Source records
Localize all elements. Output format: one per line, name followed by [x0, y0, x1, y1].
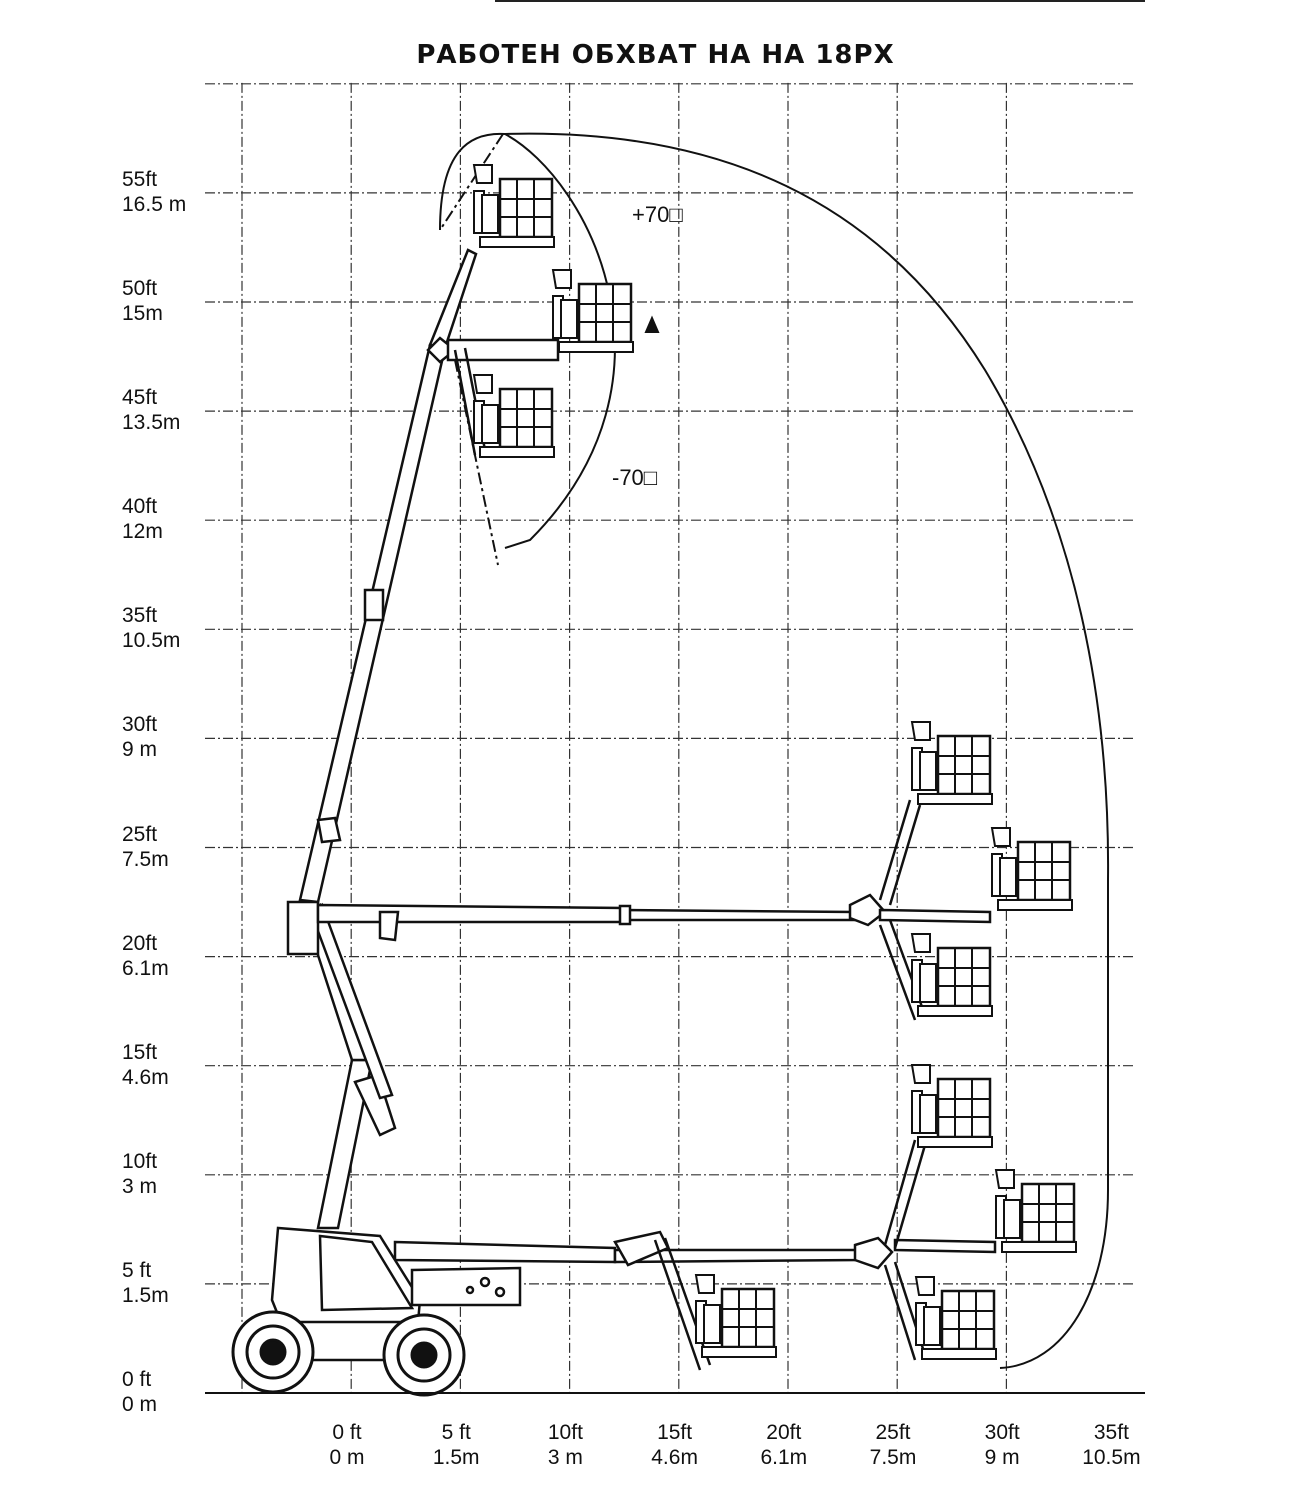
basket-mid-down — [910, 932, 994, 1018]
x-tick-feet: 30ft — [984, 1421, 1020, 1444]
y-tick-metres: 0 m — [122, 1393, 158, 1416]
x-tick-metres: 10.5m — [1082, 1446, 1141, 1469]
tower-head — [286, 900, 320, 956]
y-tick-feet: 5 ft — [122, 1258, 152, 1282]
top-rule — [495, 0, 1145, 2]
reach-envelope — [439, 132, 1110, 1369]
x-tick-feet: 35ft — [1093, 1421, 1129, 1444]
basket-upper-horizontal — [551, 268, 635, 354]
y-tick-metres: 9 m — [122, 738, 158, 762]
y-tick-feet: 45ft — [122, 386, 158, 410]
basket-low-horizontal — [994, 1168, 1078, 1254]
y-tick-metres: 4.6m — [122, 1065, 169, 1089]
y-tick-metres: 12m — [122, 520, 163, 544]
y-tick-feet: 35ft — [122, 604, 158, 628]
basket-mid-horizontal — [990, 826, 1074, 912]
basket-max-height — [472, 163, 556, 249]
y-tick-feet: 30ft — [122, 713, 158, 737]
jib-up-angle-label: +70□ — [632, 202, 683, 227]
y-tick-feet: 15ft — [122, 1040, 158, 1064]
x-tick-metres: 4.6m — [651, 1446, 698, 1469]
y-tick-metres: 1.5m — [122, 1283, 169, 1307]
x-tick-metres: 1.5m — [432, 1446, 480, 1469]
basket-low-down — [914, 1275, 998, 1361]
x-tick-feet: 5 ft — [441, 1421, 471, 1444]
basket-low-up — [910, 1063, 994, 1149]
y-tick-metres: 13.5m — [122, 411, 181, 435]
jib-arms — [453, 347, 927, 1371]
y-tick-metres: 3 m — [122, 1174, 158, 1198]
y-tick-feet: 50ft — [122, 277, 158, 300]
reach-envelope-curve — [439, 132, 1110, 1369]
main-boom-low — [393, 1230, 997, 1270]
y-tick-metres: 10.5m — [122, 629, 181, 653]
y-tick-feet: 25ft — [122, 822, 158, 846]
x-tick-feet: 15ft — [657, 1421, 693, 1444]
diagram-title: РАБОТЕН ОБХВАТ НА НА 18РХ — [416, 40, 895, 70]
basket-upper-down — [472, 373, 556, 459]
machine-chassis — [270, 1226, 522, 1362]
main-boom-vertical — [298, 248, 560, 904]
y-tick-metres: 16.5 m — [122, 192, 187, 216]
x-tick-feet: 10ft — [547, 1421, 583, 1444]
jib-down-angle-label: -70□ — [612, 465, 658, 490]
x-tick-metres: 9 m — [984, 1446, 1020, 1469]
x-tick-feet: 0 ft — [332, 1421, 362, 1444]
y-tick-metres: 6.1m — [122, 956, 169, 980]
baskets — [472, 163, 1078, 1361]
y-tick-metres: 15m — [122, 302, 163, 325]
x-tick-metres: 7.5m — [869, 1446, 917, 1469]
wheels — [231, 1310, 466, 1397]
lower-boom — [303, 902, 397, 1230]
y-tick-feet: 55ft — [122, 167, 158, 191]
x-tick-feet: 25ft — [875, 1421, 911, 1444]
y-tick-feet: 20ft — [122, 931, 158, 955]
main-boom-horizontal — [316, 893, 992, 942]
x-tick-metres: 3 m — [547, 1446, 583, 1469]
basket-ground-front — [694, 1273, 778, 1359]
x-tick-feet: 20ft — [766, 1421, 802, 1444]
x-tick-metres: 6.1m — [760, 1446, 808, 1469]
y-tick-feet: 0 ft — [122, 1368, 152, 1391]
y-tick-feet: 40ft — [122, 495, 158, 519]
x-tick-metres: 0 m — [329, 1446, 365, 1469]
y-tick-feet: 10ft — [122, 1149, 158, 1173]
y-tick-metres: 7.5m — [122, 847, 169, 871]
basket-mid-up — [910, 720, 994, 806]
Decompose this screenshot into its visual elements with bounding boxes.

WHAT THIS TASK INVOLVES :: Convert every line of the data above into a Markdown table with the columns "Row" and "Line", skipping blank lines and omitting the pictures.

REPLY ::
| Row | Line |
|---|---|
| 1 | Localize all elements. Output format: one per line, name followed by [x0, y0, x1, y1]. |
| 2 | basket-mid-down — [910, 932, 994, 1018] |
| 3 | x-tick-feet: 30ft — [984, 1421, 1020, 1444] |
| 4 | y-tick-metres: 0 m — [122, 1393, 158, 1416] |
| 5 | x-tick-metres: 10.5m — [1082, 1446, 1141, 1469] |
| 6 | tower-head — [286, 900, 320, 956] |
| 7 | y-tick-feet: 5 ft — [122, 1258, 152, 1282] |
| 8 | top-rule — [495, 0, 1145, 2] |
| 9 | reach-envelope — [439, 132, 1110, 1369] |
| 10 | x-tick-feet: 35ft — [1093, 1421, 1129, 1444] |
| 11 | basket-upper-horizontal — [551, 268, 635, 354] |
| 12 | y-tick-metres: 9 m — [122, 738, 158, 762] |
| 13 | y-tick-feet: 45ft — [122, 386, 158, 410] |
| 14 | basket-low-horizontal — [994, 1168, 1078, 1254] |
| 15 | y-tick-metres: 4.6m — [122, 1065, 169, 1089] |
| 16 | y-tick-metres: 12m — [122, 520, 163, 544] |
| 17 | y-tick-feet: 35ft — [122, 604, 158, 628] |
| 18 | basket-mid-horizontal — [990, 826, 1074, 912] |
| 19 | basket-max-height — [472, 163, 556, 249] |
| 20 | y-tick-feet: 30ft — [122, 713, 158, 737] |
| 21 | jib-up-angle-label: +70□ — [632, 202, 683, 227] |
| 22 | y-tick-feet: 15ft — [122, 1040, 158, 1064] |
| 23 | x-tick-metres: 4.6m — [651, 1446, 698, 1469] |
| 24 | y-tick-metres: 1.5m — [122, 1283, 169, 1307] |
| 25 | x-tick-metres: 1.5m — [432, 1446, 480, 1469] |
| 26 | basket-low-down — [914, 1275, 998, 1361] |
| 27 | x-tick-feet: 5 ft — [441, 1421, 471, 1444] |
| 28 | basket-low-up — [910, 1063, 994, 1149] |
| 29 | y-tick-metres: 13.5m — [122, 411, 181, 435] |
| 30 | jib-arms — [453, 347, 927, 1371] |
| 31 | y-tick-metres: 3 m — [122, 1174, 158, 1198] |
| 32 | y-tick-feet: 50ft — [122, 277, 158, 300] |
| 33 | reach-envelope-curve — [439, 132, 1110, 1369] |
| 34 | main-boom-low — [393, 1230, 997, 1270] |
| 35 | y-tick-metres: 10.5m — [122, 629, 181, 653] |
| 36 | y-tick-feet: 25ft — [122, 822, 158, 846] |
| 37 | x-tick-feet: 15ft — [657, 1421, 693, 1444] |
| 38 | diagram-title: РАБОТЕН ОБХВАТ НА НА 18РХ — [416, 40, 895, 70] |
| 39 | basket-upper-down — [472, 373, 556, 459] |
| 40 | machine-chassis — [270, 1226, 522, 1362] |
| 41 | main-boom-vertical — [298, 248, 560, 904] |
| 42 | y-tick-metres: 16.5 m — [122, 192, 187, 216] |
| 43 | x-tick-feet: 10ft — [547, 1421, 583, 1444] |
| 44 | jib-down-angle-label: -70□ — [612, 465, 658, 490] |
| 45 | x-tick-metres: 9 m — [984, 1446, 1020, 1469] |
| 46 | x-tick-feet: 0 ft — [332, 1421, 362, 1444] |
| 47 | y-tick-metres: 6.1m — [122, 956, 169, 980] |
| 48 | baskets — [472, 163, 1078, 1361] |
| 49 | y-tick-metres: 15m — [122, 302, 163, 325] |
| 50 | x-tick-metres: 7.5m — [869, 1446, 917, 1469] |
| 51 | wheels — [231, 1310, 466, 1397] |
| 52 | lower-boom — [303, 902, 397, 1230] |
| 53 | y-tick-feet: 55ft — [122, 167, 158, 191] |
| 54 | x-tick-feet: 25ft — [875, 1421, 911, 1444] |
| 55 | y-tick-feet: 20ft — [122, 931, 158, 955] |
| 56 | main-boom-horizontal — [316, 893, 992, 942] |
| 57 | x-tick-metres: 3 m — [547, 1446, 583, 1469] |
| 58 | basket-ground-front — [694, 1273, 778, 1359] |
| 59 | x-tick-feet: 20ft — [766, 1421, 802, 1444] |
| 60 | x-tick-metres: 6.1m — [760, 1446, 808, 1469] |
| 61 | y-tick-feet: 0 ft — [122, 1368, 152, 1391] |
| 62 | y-tick-feet: 40ft — [122, 495, 158, 519] |
| 63 | x-tick-metres: 0 m — [329, 1446, 365, 1469] |
| 64 | y-tick-feet: 10ft — [122, 1149, 158, 1173] |
| 65 | y-tick-metres: 7.5m — [122, 847, 169, 871] |
| 66 | basket-mid-up — [910, 720, 994, 806] |
| 67 | Decompose this screenshot into its visual elements with bounding boxes. |